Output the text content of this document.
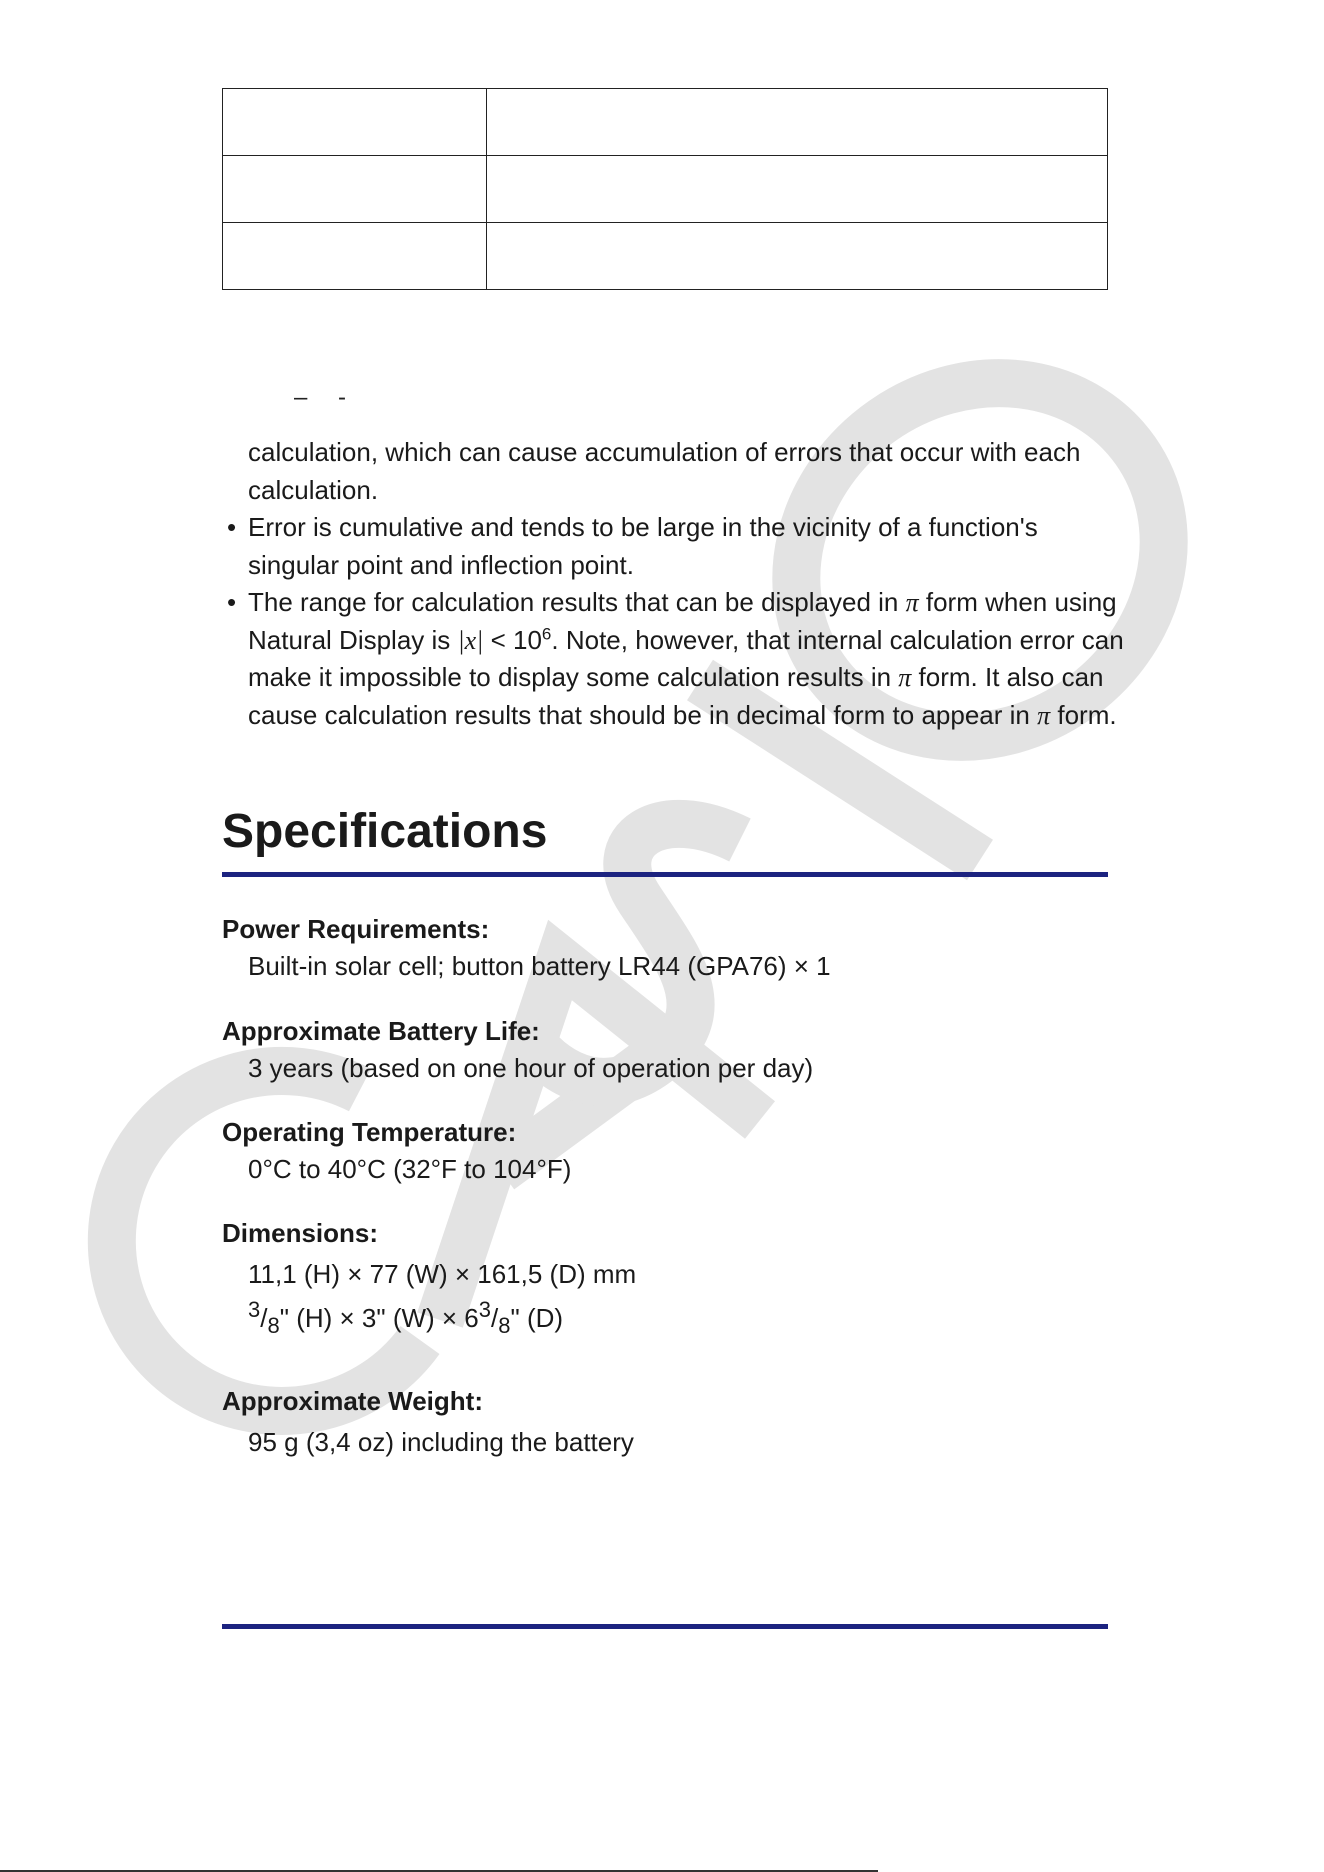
– -
calculation, which can cause accumulation of errors that occur with each calculation.
• Error is cumulative and tends to be large in the vicinity of a function's singular point and inflection point.
• The range for calculation results that can be displayed in π form when using Natural Display is $|x| < 10^6$. Note, however, that internal calculation error can make it impossible to display some calculation results in π form. It also can cause calculation results that should be in decimal form to appear in π form.
Specifications
Power Requirements:
Built-in solar cell; button battery LR44 (GPA76) × 1
Approximate Battery Life:
3 years (based on one hour of operation per day)
Operating Temperature:
0°C to 40°C (32°F to 104°F)
Dimensions:
11,1 (H) × 77 (W) × 161,5 (D) mm
$^3/_8$" (H) × 3" $(W) \times 6^3/_8$" (D)
Approximate Weight:
95 g (3,4 oz) including the battery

== Work to do ==
Copy out the whole listing exactly, and don't carry over any pictures.

== Full response ==
Output the text content of this document.
– -
calculation, which can cause accumulation of errors that occur with each calculation.
• Error is cumulative and tends to be large in the vicinity of a function's singular point and inflection point.
• The range for calculation results that can be displayed in π form when using Natural Display is $|x| < 10^6$. Note, however, that internal calculation error can make it impossible to display some calculation results in π form. It also can cause calculation results that should be in decimal form to appear in π form.
Specifications
Power Requirements:
Built-in solar cell; button battery LR44 (GPA76) × 1
Approximate Battery Life:
3 years (based on one hour of operation per day)
Operating Temperature:
0°C to 40°C (32°F to 104°F)
Dimensions:
11,1 (H) × 77 (W) × 161,5 (D) mm
$^3/_8$" (H) × 3" $(W) \times 6^3/_8$" (D)
Approximate Weight:
95 g (3,4 oz) including the battery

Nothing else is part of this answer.